RECORDS FOR THE EXERCISE

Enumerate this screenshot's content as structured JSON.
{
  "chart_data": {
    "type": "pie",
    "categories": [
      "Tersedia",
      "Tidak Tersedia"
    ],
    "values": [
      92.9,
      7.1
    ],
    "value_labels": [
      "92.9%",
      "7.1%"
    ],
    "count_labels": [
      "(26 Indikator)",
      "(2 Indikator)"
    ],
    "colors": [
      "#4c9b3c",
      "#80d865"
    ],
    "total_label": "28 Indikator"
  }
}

DIRECTION
Write out the full set of records exactly as given.

OUTPUT FOR THIS TASK
Enumerate this screenshot's content as structured JSON.
{
  "chart_data": {
    "type": "pie",
    "categories": [
      "Tersedia",
      "Tidak Tersedia"
    ],
    "values": [
      92.9,
      7.1
    ],
    "value_labels": [
      "92.9%",
      "7.1%"
    ],
    "count_labels": [
      "(26 Indikator)",
      "(2 Indikator)"
    ],
    "colors": [
      "#4c9b3c",
      "#80d865"
    ],
    "total_label": "28 Indikator"
  }
}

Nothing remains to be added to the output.